<<<<
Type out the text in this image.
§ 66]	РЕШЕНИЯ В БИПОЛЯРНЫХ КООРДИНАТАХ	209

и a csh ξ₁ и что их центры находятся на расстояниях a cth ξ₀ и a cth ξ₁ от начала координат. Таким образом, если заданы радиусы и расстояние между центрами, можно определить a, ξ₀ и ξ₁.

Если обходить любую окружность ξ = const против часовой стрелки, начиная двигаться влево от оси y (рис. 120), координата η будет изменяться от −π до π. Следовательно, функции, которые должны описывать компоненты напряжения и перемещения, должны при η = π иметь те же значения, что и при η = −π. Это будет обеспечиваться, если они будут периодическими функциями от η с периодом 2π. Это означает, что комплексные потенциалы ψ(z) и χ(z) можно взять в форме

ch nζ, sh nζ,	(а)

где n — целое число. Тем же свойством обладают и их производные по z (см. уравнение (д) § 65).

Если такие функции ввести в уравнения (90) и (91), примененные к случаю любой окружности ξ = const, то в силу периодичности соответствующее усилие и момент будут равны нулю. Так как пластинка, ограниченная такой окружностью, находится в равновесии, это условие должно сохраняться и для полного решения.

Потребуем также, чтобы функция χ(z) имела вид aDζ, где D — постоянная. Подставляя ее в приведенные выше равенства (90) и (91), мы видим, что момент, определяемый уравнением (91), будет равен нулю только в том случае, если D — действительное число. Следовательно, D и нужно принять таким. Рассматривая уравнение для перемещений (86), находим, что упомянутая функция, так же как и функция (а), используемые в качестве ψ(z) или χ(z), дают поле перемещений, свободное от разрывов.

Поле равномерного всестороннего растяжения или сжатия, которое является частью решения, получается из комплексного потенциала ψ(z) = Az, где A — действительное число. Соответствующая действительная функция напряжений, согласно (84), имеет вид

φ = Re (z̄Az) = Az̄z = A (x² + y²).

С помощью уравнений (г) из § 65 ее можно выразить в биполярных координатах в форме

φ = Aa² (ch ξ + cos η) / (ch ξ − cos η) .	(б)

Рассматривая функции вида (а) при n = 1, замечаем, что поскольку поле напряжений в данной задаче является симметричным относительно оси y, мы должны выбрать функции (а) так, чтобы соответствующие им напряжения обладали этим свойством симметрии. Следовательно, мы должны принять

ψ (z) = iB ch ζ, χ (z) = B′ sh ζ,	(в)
>>>>
**Aim:** Which lines hold the word "будет"? Show each one.

**The solution:**
Если обходить любую окружность ξ = const против часовой стрелки, начиная двигаться влево от оси y (рис. 120), координата η будет изменяться от −π до π. Следовательно, функции, которые должны описывать компоненты напряжения и перемещения, должны при η = π иметь те же значения, что и при η = −π. Это будет обеспечиваться, если они будут периодическими функциями от η с периодом 2π. Это означает, что комплексные потенциалы ψ(z) и χ(z) можно взять в форме
Потребуем также, чтобы функция χ(z) имела вид aDζ, где D — постоянная. Подставляя ее в приведенные выше равенства (90) и (91), мы видим, что момент, определяемый уравнением (91), будет равен нулю только в том случае, если D — действительное число. Следовательно, D и нужно принять таким. Рассматривая уравнение для перемещений (86), находим, что упомянутая функция, так же как и функция (а), используемые в качестве ψ(z) или χ(z), дают поле перемещений, свободное от разрывов.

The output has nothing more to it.